:: What you should do ::
Write the material out again exactly as it stands.

Dataset entries
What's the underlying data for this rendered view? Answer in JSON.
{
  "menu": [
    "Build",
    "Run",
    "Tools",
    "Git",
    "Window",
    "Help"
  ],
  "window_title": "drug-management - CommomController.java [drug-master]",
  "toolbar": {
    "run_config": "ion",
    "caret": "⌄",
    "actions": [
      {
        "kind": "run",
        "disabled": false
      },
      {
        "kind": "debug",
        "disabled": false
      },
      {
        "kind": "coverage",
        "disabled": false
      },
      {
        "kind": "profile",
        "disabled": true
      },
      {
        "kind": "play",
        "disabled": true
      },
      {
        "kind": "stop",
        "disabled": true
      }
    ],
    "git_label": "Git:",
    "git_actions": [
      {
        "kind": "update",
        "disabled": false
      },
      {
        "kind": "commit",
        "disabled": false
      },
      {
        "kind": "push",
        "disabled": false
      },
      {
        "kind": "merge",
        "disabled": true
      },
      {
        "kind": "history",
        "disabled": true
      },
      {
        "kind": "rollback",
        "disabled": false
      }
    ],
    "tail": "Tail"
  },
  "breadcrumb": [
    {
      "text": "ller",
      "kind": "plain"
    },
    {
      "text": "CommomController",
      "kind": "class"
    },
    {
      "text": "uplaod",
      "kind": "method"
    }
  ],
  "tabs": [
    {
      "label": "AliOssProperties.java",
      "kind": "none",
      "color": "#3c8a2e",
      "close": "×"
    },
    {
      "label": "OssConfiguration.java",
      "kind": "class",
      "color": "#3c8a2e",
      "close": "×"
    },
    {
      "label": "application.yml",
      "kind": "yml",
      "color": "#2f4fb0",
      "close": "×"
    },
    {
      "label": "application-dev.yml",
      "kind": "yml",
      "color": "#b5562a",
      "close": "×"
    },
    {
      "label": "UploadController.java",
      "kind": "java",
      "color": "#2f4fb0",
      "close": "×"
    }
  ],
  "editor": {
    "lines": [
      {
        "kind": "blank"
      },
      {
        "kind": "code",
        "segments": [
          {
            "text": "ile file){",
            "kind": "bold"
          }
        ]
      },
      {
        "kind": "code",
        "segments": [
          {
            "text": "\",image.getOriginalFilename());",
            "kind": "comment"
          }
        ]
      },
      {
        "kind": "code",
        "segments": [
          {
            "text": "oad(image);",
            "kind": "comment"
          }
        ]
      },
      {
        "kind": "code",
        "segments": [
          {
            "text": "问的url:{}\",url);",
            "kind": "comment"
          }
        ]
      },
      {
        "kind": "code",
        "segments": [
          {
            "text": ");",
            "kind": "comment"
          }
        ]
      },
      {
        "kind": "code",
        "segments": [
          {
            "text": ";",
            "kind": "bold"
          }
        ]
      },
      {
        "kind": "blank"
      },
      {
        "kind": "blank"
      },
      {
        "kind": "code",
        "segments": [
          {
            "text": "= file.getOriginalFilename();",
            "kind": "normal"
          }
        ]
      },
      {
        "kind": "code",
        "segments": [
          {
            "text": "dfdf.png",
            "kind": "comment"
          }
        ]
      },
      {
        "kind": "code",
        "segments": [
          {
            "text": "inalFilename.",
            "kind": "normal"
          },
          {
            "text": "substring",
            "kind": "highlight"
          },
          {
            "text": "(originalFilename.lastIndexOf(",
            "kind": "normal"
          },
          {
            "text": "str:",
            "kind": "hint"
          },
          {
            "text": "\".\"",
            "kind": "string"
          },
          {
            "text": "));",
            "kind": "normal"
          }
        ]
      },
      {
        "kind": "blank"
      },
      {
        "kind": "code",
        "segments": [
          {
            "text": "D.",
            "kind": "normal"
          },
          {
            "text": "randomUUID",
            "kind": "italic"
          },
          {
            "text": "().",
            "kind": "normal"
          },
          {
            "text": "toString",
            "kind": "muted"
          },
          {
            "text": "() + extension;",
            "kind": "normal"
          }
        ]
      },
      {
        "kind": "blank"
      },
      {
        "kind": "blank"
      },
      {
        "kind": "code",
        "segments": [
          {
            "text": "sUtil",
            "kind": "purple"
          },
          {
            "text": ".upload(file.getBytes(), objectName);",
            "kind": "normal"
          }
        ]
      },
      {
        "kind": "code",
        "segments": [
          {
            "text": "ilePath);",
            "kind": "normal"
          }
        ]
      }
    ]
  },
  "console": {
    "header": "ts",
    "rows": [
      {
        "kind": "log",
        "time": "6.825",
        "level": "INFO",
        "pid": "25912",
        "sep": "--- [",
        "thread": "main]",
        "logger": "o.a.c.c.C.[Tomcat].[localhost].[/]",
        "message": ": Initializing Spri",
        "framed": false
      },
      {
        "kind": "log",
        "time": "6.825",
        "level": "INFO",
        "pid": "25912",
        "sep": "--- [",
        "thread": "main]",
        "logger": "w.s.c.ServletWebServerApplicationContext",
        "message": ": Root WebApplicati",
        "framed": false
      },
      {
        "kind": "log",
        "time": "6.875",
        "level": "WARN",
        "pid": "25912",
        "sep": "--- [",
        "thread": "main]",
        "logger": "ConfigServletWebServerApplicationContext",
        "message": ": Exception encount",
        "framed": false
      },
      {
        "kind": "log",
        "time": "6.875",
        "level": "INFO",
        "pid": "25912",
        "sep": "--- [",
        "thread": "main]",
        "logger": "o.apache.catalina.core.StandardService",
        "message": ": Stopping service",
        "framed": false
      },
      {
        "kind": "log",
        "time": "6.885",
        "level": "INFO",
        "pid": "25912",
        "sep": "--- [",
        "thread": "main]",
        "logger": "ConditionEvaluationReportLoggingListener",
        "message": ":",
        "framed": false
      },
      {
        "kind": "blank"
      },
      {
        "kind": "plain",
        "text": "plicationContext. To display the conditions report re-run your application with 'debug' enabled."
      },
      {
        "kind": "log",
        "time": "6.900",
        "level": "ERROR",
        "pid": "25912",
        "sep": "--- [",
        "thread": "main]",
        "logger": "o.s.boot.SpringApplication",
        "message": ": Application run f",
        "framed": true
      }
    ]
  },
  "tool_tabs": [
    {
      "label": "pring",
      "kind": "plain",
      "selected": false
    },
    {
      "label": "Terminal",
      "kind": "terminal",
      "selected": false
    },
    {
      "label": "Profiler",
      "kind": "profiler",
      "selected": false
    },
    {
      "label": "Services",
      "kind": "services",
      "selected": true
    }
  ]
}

:: Full output ::
What's the underlying data for this rendered view? Answer in JSON.
{
  "menu": [
    "Build",
    "Run",
    "Tools",
    "Git",
    "Window",
    "Help"
  ],
  "window_title": "drug-management - CommomController.java [drug-master]",
  "toolbar": {
    "run_config": "ion",
    "caret": "⌄",
    "actions": [
      {
        "kind": "run",
        "disabled": false
      },
      {
        "kind": "debug",
        "disabled": false
      },
      {
        "kind": "coverage",
        "disabled": false
      },
      {
        "kind": "profile",
        "disabled": true
      },
      {
        "kind": "play",
        "disabled": true
      },
      {
        "kind": "stop",
        "disabled": true
      }
    ],
    "git_label": "Git:",
    "git_actions": [
      {
        "kind": "update",
        "disabled": false
      },
      {
        "kind": "commit",
        "disabled": false
      },
      {
        "kind": "push",
        "disabled": false
      },
      {
        "kind": "merge",
        "disabled": true
      },
      {
        "kind": "history",
        "disabled": true
      },
      {
        "kind": "rollback",
        "disabled": false
      }
    ],
    "tail": "Tail"
  },
  "breadcrumb": [
    {
      "text": "ller",
      "kind": "plain"
    },
    {
      "text": "CommomController",
      "kind": "class"
    },
    {
      "text": "uplaod",
      "kind": "method"
    }
  ],
  "tabs": [
    {
      "label": "AliOssProperties.java",
      "kind": "none",
      "color": "#3c8a2e",
      "close": "×"
    },
    {
      "label": "OssConfiguration.java",
      "kind": "class",
      "color": "#3c8a2e",
      "close": "×"
    },
    {
      "label": "application.yml",
      "kind": "yml",
      "color": "#2f4fb0",
      "close": "×"
    },
    {
      "label": "application-dev.yml",
      "kind": "yml",
      "color": "#b5562a",
      "close": "×"
    },
    {
      "label": "UploadController.java",
      "kind": "java",
      "color": "#2f4fb0",
      "close": "×"
    }
  ],
  "editor": {
    "lines": [
      {
        "kind": "blank"
      },
      {
        "kind": "code",
        "segments": [
          {
            "text": "ile file){",
            "kind": "bold"
          }
        ]
      },
      {
        "kind": "code",
        "segments": [
          {
            "text": "\",image.getOriginalFilename());",
            "kind": "comment"
          }
        ]
      },
      {
        "kind": "code",
        "segments": [
          {
            "text": "oad(image);",
            "kind": "comment"
          }
        ]
      },
      {
        "kind": "code",
        "segments": [
          {
            "text": "问的url:{}\",url);",
            "kind": "comment"
          }
        ]
      },
      {
        "kind": "code",
        "segments": [
          {
            "text": ");",
            "kind": "comment"
          }
        ]
      },
      {
        "kind": "code",
        "segments": [
          {
            "text": ";",
            "kind": "bold"
          }
        ]
      },
      {
        "kind": "blank"
      },
      {
        "kind": "blank"
      },
      {
        "kind": "code",
        "segments": [
          {
            "text": "= file.getOriginalFilename();",
            "kind": "normal"
          }
        ]
      },
      {
        "kind": "code",
        "segments": [
          {
            "text": "dfdf.png",
            "kind": "comment"
          }
        ]
      },
      {
        "kind": "code",
        "segments": [
          {
            "text": "inalFilename.",
            "kind": "normal"
          },
          {
            "text": "substring",
            "kind": "highlight"
          },
          {
            "text": "(originalFilename.lastIndexOf(",
            "kind": "normal"
          },
          {
            "text": "str:",
            "kind": "hint"
          },
          {
            "text": "\".\"",
            "kind": "string"
          },
          {
            "text": "));",
            "kind": "normal"
          }
        ]
      },
      {
        "kind": "blank"
      },
      {
        "kind": "code",
        "segments": [
          {
            "text": "D.",
            "kind": "normal"
          },
          {
            "text": "randomUUID",
            "kind": "italic"
          },
          {
            "text": "().",
            "kind": "normal"
          },
          {
            "text": "toString",
            "kind": "muted"
          },
          {
            "text": "() + extension;",
            "kind": "normal"
          }
        ]
      },
      {
        "kind": "blank"
      },
      {
        "kind": "blank"
      },
      {
        "kind": "code",
        "segments": [
          {
            "text": "sUtil",
            "kind": "purple"
          },
          {
            "text": ".upload(file.getBytes(), objectName);",
            "kind": "normal"
          }
        ]
      },
      {
        "kind": "code",
        "segments": [
          {
            "text": "ilePath);",
            "kind": "normal"
          }
        ]
      }
    ]
  },
  "console": {
    "header": "ts",
    "rows": [
      {
        "kind": "log",
        "time": "6.825",
        "level": "INFO",
        "pid": "25912",
        "sep": "--- [",
        "thread": "main]",
        "logger": "o.a.c.c.C.[Tomcat].[localhost].[/]",
        "message": ": Initializing Spri",
        "framed": false
      },
      {
        "kind": "log",
        "time": "6.825",
        "level": "INFO",
        "pid": "25912",
        "sep": "--- [",
        "thread": "main]",
        "logger": "w.s.c.ServletWebServerApplicationContext",
        "message": ": Root WebApplicati",
        "framed": false
      },
      {
        "kind": "log",
        "time": "6.875",
        "level": "WARN",
        "pid": "25912",
        "sep": "--- [",
        "thread": "main]",
        "logger": "ConfigServletWebServerApplicationContext",
        "message": ": Exception encount",
        "framed": false
      },
      {
        "kind": "log",
        "time": "6.875",
        "level": "INFO",
        "pid": "25912",
        "sep": "--- [",
        "thread": "main]",
        "logger": "o.apache.catalina.core.StandardService",
        "message": ": Stopping service",
        "framed": false
      },
      {
        "kind": "log",
        "time": "6.885",
        "level": "INFO",
        "pid": "25912",
        "sep": "--- [",
        "thread": "main]",
        "logger": "ConditionEvaluationReportLoggingListener",
        "message": ":",
        "framed": false
      },
      {
        "kind": "blank"
      },
      {
        "kind": "plain",
        "text": "plicationContext. To display the conditions report re-run your application with 'debug' enabled."
      },
      {
        "kind": "log",
        "time": "6.900",
        "level": "ERROR",
        "pid": "25912",
        "sep": "--- [",
        "thread": "main]",
        "logger": "o.s.boot.SpringApplication",
        "message": ": Application run f",
        "framed": true
      }
    ]
  },
  "tool_tabs": [
    {
      "label": "pring",
      "kind": "plain",
      "selected": false
    },
    {
      "label": "Terminal",
      "kind": "terminal",
      "selected": false
    },
    {
      "label": "Profiler",
      "kind": "profiler",
      "selected": false
    },
    {
      "label": "Services",
      "kind": "services",
      "selected": true
    }
  ]
}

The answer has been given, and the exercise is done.